» RECORDS TO PROCESS:
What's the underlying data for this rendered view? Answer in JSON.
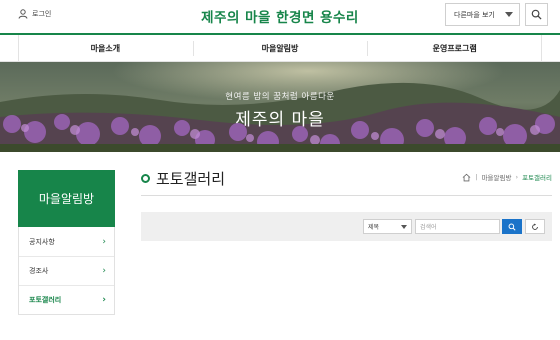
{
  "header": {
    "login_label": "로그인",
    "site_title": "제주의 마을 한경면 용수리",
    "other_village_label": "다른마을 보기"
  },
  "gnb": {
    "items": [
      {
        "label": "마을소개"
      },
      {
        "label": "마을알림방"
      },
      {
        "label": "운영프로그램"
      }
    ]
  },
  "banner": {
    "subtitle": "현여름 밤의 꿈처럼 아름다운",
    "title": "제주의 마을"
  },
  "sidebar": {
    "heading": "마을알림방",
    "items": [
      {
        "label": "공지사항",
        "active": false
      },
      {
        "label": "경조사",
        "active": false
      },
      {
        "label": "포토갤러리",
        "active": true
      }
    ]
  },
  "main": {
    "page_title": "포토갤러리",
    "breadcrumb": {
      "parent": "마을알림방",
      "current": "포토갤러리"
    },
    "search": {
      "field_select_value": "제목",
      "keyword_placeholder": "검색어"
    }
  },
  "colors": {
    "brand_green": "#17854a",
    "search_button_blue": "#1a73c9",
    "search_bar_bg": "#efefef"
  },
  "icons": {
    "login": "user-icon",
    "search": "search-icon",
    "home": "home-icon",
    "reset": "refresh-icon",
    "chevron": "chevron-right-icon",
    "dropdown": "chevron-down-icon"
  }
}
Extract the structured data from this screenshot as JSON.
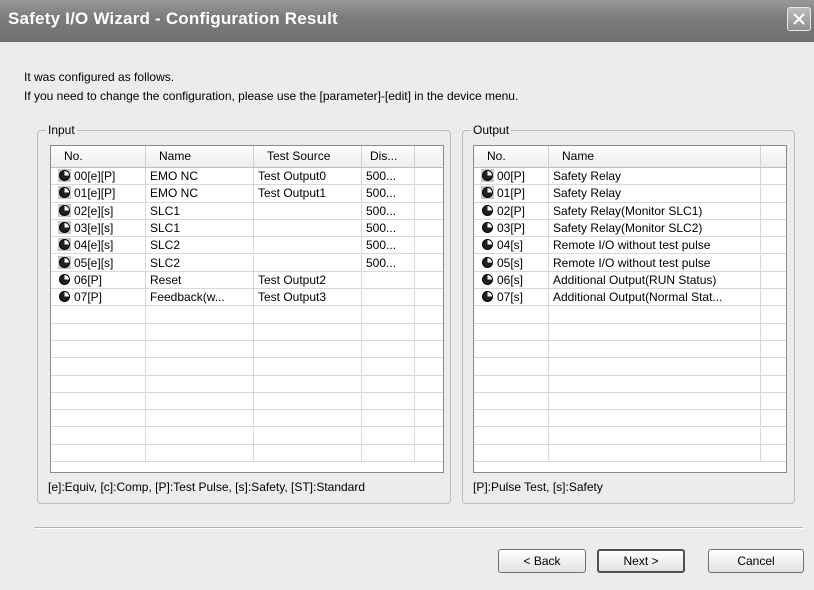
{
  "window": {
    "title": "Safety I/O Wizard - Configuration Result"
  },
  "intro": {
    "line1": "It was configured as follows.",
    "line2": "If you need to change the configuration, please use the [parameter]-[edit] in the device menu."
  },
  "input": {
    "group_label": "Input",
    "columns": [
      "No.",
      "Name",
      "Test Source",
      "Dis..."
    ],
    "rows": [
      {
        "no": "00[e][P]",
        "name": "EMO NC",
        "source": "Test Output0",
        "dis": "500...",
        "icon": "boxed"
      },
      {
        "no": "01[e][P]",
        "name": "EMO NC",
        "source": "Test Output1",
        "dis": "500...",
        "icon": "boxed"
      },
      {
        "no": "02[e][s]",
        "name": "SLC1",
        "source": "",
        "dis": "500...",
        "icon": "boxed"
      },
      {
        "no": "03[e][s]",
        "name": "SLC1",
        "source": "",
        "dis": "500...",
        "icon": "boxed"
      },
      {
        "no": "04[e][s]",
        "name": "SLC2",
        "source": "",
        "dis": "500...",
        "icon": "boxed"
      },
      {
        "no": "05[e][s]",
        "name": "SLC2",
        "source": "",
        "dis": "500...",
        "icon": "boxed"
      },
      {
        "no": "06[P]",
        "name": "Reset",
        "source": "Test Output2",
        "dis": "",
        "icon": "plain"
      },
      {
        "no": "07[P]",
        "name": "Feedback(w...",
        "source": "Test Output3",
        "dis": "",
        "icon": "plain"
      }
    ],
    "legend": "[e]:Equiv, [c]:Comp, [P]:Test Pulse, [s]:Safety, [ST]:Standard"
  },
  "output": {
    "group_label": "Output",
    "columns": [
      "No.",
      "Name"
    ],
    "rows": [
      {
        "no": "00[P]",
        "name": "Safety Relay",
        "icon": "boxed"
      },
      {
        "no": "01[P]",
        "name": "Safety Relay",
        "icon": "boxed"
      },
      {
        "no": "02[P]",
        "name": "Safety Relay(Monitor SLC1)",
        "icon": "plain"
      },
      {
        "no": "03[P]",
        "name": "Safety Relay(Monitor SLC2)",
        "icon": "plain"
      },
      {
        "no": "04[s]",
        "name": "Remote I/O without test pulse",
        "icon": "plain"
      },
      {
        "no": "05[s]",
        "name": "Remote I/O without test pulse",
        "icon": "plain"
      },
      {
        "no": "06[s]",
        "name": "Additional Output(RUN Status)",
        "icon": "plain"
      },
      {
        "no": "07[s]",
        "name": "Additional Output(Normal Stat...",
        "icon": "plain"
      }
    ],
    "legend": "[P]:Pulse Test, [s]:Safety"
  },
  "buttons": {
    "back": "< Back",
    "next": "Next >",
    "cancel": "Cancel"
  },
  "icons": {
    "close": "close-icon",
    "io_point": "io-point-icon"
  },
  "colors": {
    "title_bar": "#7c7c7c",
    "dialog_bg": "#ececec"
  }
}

» TASK OBJECTIVE: Locate all lines that include the word "data" and copy them out.

» WRITTEN ANSWER:
What's the underlying data for this rendered view? Answer in JSON.
Extract the structured data from this screenshot as JSON.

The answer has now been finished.